## What this exercise asks:
A: According to the Zeta Pictoris text, what is the star's spectral type?
B: Continue the text about the star Zeta Pictoris from where it stops.

Zeta Pictoris

Observation data Epoch J2000.0 Equinox J2000.0 (ICRS)
- Constellation: Pictor
- Right ascension: 05^{h} 19^{m} 22.13501^{s}
- Declination: −50° 36′ 21.4817″
- Apparent magnitude (V): +5.43

Characteristics
- Spectral type: F6 IV
- U−B color index: +0.01
- B−V color index: +0.52

Astrometry
- Radial velocity (R_{v}): +43.8±0.2 km/s
- Proper motion (μ): RA: +23.314 mas/yr Dec.: +227.768 mas/yr
- Parallax (π): 27.8694±0.0469 mas
- Distance: 117.0 ± 0.2 ly (35.88 ± 0.06 pc)
- Absolute magnitude (M_{V}): 2.65±0.04

Details
- Mass: 1.49 M_{☉}
- Radius: 2.31±0.08 R_{☉}
- Luminosity: 7.66+0.34 −0.33 L_{☉}
- Surface gravity (log g): 3.89±0.10 cgs
- Temperature: 6,411±56 K
- Metallicity [Fe/H]: +0.05±0.07 dex
- Rotational velocity (v sin i): 5.6±1.0 km/s
- Age: 2.6 Gyr
- Other designations: ζ Pic, CD−50°1723, HD 35072, HIP 24829, HR 1767, SAO 233926

Database references
- SIMBAD: data

= Zeta Pictoris =

Star in the constellation Pictor

ζ Pictoris, Latinised as Zeta Pictoris, is a solitary star in the southern constellation of Pictor. It is visible to the naked eye with an apparent visual magnitude of +5.43. Based upon an annual parallax shift of 27.87 mas as seen from the Earth, the system is located 117 light years distant.

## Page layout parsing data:
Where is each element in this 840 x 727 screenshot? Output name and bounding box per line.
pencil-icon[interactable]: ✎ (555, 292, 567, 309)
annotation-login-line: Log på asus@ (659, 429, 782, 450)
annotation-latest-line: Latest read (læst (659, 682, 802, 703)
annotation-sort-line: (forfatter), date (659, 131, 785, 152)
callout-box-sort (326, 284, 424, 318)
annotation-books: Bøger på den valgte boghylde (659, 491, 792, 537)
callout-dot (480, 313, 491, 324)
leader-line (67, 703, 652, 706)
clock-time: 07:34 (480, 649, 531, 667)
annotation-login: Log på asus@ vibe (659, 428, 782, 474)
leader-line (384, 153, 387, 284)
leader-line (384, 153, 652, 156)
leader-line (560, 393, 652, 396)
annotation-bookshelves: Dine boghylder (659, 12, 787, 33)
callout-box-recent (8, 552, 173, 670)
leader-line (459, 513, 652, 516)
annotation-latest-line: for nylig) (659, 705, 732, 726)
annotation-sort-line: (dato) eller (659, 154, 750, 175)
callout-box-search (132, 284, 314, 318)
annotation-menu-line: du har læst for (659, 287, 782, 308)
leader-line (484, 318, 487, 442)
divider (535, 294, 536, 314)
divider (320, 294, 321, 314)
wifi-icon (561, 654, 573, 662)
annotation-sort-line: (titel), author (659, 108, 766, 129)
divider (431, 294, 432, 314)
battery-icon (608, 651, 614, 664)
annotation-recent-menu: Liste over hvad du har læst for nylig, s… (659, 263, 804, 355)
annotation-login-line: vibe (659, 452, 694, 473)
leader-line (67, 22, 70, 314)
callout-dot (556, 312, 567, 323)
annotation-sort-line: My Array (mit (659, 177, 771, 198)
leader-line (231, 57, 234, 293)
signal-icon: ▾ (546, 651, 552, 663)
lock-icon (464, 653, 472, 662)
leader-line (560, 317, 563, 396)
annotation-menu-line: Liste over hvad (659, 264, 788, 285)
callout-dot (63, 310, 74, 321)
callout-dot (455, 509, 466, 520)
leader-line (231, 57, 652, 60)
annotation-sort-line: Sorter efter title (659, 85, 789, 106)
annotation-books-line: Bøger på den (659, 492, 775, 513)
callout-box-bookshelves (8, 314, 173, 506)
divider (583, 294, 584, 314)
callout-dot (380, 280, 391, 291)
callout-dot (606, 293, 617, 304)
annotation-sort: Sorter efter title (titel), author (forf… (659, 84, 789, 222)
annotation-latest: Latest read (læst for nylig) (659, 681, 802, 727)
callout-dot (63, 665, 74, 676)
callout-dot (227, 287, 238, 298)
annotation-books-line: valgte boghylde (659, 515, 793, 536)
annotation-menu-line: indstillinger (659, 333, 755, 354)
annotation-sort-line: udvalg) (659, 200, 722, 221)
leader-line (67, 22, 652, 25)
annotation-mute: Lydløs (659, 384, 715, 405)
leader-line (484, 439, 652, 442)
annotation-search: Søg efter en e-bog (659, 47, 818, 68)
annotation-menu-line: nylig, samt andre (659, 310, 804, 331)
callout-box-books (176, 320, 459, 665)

## Responses by task:
A: F6 IV

B:
This is an evolving F-type subgiant star with a stellar classification of F6 IV. It is a thin disk star with an estimated 1.49 times the mass of the Sun and about 2.31 times the Sun's radius. It radiates 7.66 times the Sun's luminosity from its photosphere at an effective temperature of 6,411 K. At the age of 2.6 billion years, Zeta Pictoris is spinning with a projected rotational velocity of 5.6 km/s.